**Data for the task**.
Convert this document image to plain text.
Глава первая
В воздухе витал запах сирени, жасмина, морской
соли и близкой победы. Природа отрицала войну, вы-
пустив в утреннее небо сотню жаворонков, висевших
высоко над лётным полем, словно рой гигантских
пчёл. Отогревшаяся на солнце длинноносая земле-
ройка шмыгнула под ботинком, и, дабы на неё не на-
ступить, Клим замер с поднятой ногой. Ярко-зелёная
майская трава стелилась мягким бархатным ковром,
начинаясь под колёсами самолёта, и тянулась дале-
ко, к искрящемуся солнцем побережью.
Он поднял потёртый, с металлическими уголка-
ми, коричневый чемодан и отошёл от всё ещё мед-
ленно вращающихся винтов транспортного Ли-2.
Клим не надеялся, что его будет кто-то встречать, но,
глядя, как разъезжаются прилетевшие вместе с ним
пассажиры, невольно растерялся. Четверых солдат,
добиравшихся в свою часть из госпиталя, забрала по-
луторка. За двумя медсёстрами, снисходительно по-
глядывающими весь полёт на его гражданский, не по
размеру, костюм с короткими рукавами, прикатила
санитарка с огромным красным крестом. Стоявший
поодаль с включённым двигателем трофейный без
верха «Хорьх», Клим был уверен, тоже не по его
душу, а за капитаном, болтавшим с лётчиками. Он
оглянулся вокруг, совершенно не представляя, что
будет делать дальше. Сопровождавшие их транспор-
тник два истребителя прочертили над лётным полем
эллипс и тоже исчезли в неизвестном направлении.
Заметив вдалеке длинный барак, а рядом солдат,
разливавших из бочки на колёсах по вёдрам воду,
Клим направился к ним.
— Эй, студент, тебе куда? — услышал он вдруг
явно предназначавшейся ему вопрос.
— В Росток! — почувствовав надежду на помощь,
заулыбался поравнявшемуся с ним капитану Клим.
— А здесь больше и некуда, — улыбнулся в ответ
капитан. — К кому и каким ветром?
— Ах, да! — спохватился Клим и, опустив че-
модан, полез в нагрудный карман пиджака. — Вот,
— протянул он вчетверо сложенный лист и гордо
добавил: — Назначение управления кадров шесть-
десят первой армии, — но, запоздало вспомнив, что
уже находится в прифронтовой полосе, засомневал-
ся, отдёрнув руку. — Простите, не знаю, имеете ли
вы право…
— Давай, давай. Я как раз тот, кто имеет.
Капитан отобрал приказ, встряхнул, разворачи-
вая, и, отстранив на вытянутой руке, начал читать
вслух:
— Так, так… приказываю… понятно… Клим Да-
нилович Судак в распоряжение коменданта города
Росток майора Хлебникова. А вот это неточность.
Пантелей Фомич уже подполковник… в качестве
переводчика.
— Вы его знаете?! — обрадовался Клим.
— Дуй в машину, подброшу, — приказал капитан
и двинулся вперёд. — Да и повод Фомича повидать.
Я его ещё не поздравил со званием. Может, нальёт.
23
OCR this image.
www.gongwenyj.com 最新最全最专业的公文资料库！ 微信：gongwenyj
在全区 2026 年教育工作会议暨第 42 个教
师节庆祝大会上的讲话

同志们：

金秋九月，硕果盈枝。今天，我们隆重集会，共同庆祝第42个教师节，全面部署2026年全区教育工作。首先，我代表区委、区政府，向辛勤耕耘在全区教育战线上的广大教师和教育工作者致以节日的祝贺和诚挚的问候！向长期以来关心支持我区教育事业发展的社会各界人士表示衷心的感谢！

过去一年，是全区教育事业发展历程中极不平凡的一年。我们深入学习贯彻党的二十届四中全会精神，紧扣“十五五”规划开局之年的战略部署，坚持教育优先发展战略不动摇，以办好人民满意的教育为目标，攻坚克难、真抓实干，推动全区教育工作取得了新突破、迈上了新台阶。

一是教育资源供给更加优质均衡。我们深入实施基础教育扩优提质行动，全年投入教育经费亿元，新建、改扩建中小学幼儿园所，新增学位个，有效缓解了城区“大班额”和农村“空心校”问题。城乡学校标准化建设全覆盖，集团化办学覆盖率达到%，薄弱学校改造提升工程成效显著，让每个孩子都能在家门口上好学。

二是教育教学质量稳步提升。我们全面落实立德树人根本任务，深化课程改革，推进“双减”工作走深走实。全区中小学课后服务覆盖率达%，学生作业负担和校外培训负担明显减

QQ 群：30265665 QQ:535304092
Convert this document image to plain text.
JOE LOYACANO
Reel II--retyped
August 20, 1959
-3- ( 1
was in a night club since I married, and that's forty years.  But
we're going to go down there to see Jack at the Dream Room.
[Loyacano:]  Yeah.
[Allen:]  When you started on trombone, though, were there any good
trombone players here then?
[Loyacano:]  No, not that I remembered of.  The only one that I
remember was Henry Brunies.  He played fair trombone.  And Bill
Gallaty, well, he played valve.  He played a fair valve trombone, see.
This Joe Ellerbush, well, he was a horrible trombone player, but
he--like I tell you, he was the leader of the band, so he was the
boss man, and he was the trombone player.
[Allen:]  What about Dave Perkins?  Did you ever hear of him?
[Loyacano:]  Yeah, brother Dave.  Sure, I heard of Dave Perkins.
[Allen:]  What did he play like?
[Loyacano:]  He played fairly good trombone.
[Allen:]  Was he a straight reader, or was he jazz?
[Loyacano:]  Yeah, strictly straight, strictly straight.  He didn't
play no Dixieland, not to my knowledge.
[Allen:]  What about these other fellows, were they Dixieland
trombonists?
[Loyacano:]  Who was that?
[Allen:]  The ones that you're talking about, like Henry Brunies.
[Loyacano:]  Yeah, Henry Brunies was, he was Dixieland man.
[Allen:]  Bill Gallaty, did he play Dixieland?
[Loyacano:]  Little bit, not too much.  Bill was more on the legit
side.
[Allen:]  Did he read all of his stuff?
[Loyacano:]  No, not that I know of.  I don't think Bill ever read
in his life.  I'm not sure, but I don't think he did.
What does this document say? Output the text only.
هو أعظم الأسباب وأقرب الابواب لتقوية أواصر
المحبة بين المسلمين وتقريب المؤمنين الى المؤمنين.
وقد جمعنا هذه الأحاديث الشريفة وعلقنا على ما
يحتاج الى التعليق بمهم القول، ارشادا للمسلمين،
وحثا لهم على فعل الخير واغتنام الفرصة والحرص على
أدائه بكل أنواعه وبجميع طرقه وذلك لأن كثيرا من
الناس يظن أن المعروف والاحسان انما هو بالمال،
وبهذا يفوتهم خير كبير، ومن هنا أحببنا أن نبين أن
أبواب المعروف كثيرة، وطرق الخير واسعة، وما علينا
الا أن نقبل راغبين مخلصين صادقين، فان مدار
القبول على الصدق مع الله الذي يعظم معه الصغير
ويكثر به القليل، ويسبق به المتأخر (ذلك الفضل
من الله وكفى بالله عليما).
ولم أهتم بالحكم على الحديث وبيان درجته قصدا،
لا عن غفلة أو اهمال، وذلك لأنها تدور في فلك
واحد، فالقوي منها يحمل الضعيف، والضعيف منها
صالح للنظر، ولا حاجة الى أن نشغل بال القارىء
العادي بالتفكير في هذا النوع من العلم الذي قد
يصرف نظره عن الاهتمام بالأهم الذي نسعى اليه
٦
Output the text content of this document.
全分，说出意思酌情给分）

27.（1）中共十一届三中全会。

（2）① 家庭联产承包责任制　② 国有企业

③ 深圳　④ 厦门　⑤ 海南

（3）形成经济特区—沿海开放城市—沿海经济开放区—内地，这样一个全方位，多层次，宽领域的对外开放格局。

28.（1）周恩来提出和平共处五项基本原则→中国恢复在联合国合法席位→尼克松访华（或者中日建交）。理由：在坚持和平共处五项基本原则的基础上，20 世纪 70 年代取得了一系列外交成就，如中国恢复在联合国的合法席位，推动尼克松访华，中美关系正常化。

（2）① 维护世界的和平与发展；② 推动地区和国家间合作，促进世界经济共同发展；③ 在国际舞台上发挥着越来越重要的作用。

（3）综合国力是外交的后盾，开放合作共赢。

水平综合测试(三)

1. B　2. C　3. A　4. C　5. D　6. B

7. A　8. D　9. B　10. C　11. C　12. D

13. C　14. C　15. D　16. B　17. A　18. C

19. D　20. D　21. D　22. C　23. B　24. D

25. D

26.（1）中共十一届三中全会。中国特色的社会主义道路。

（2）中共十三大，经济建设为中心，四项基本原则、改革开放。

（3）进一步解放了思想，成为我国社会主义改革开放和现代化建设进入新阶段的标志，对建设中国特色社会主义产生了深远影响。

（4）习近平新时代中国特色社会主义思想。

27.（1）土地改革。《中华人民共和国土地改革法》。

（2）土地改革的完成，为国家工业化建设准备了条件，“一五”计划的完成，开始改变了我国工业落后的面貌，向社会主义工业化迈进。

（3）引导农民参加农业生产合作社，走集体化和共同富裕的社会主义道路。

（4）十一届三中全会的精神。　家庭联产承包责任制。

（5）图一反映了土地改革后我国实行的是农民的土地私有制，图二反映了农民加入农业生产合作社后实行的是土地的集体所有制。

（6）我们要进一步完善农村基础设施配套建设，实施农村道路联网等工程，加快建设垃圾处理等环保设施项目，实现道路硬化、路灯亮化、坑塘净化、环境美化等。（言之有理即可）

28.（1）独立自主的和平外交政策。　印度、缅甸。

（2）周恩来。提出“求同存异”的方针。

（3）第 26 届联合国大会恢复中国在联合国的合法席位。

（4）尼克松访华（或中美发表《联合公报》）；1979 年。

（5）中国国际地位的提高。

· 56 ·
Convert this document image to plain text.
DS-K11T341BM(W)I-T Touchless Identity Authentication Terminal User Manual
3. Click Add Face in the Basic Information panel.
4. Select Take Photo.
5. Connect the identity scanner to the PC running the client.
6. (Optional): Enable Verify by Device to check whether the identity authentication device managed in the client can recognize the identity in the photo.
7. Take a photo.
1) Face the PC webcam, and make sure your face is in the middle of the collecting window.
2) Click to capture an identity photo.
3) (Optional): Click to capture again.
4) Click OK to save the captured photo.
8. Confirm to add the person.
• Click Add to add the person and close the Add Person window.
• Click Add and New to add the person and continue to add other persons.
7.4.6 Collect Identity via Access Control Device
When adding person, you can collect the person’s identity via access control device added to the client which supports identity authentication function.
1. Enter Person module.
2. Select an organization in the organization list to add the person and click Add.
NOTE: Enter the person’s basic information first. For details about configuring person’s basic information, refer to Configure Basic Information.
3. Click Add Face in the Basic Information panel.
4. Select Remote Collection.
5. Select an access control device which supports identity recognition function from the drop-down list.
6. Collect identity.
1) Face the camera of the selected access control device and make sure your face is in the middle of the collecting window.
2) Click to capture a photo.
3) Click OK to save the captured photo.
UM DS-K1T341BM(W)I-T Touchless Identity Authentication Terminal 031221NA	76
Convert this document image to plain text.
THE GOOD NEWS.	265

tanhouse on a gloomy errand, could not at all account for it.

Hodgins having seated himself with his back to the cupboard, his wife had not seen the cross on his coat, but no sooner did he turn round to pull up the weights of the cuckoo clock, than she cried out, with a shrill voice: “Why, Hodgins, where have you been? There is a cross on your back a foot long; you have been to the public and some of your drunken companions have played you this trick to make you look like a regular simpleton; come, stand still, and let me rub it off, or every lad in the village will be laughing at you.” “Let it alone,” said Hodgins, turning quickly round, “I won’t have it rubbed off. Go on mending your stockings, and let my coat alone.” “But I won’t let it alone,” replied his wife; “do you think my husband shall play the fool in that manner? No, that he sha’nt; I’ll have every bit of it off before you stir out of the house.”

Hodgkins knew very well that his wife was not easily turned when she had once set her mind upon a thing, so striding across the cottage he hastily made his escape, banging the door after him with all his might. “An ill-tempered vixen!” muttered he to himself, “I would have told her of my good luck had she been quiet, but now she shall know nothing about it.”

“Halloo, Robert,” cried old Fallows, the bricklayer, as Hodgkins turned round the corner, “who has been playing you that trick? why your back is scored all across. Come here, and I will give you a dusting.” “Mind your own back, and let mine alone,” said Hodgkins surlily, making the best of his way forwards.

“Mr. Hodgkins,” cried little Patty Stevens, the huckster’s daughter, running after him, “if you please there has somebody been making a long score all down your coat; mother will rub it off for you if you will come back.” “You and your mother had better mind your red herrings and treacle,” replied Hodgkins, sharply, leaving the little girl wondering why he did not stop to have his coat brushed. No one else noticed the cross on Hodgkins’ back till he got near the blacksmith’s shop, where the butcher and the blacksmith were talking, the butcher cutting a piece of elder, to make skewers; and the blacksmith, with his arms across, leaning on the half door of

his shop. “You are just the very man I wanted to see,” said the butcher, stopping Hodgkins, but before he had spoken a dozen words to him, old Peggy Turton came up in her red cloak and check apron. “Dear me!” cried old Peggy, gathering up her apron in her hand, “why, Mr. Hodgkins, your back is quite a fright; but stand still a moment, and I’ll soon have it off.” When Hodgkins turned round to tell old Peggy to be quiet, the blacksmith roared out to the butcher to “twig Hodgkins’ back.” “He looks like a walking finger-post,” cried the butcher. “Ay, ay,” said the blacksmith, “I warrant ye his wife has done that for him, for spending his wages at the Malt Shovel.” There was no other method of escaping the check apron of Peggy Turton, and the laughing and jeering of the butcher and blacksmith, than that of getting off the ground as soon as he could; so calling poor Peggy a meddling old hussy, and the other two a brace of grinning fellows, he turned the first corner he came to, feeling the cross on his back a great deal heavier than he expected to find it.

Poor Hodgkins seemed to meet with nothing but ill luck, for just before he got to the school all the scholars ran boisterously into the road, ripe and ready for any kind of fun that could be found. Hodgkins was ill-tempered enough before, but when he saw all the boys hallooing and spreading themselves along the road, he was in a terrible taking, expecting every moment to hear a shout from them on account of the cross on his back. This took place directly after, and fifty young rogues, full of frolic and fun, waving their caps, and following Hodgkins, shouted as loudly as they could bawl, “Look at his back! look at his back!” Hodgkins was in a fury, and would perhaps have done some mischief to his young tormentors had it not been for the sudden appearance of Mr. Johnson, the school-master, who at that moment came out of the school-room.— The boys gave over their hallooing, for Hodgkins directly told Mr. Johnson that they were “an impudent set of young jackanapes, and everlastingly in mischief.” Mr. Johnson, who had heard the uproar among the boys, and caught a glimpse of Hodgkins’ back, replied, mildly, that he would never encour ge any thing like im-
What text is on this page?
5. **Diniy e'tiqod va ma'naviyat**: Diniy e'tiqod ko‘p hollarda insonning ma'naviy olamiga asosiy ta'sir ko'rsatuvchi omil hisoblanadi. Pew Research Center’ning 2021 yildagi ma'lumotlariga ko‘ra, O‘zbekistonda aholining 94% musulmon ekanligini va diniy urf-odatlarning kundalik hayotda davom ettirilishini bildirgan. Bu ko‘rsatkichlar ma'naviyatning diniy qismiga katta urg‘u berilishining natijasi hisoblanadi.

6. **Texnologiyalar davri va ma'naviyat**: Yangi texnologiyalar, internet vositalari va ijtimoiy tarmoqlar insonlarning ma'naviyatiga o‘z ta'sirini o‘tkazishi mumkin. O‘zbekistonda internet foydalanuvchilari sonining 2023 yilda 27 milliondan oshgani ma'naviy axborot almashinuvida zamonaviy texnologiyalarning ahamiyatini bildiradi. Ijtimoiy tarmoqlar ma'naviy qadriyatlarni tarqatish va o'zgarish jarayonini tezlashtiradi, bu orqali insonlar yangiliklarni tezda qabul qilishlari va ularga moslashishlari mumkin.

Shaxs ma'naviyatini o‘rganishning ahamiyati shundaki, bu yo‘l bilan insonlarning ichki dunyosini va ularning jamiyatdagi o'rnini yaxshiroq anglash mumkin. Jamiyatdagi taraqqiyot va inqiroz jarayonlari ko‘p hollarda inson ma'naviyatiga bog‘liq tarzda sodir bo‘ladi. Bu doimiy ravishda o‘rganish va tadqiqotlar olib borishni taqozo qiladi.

**What is required**.
Go through the records and gather the lines that hold "Росток".

**Result for this exercise**.
— В Росток! — почувствовав надежду на помощь,
Росток майора Хлебникова. А вот это неточность.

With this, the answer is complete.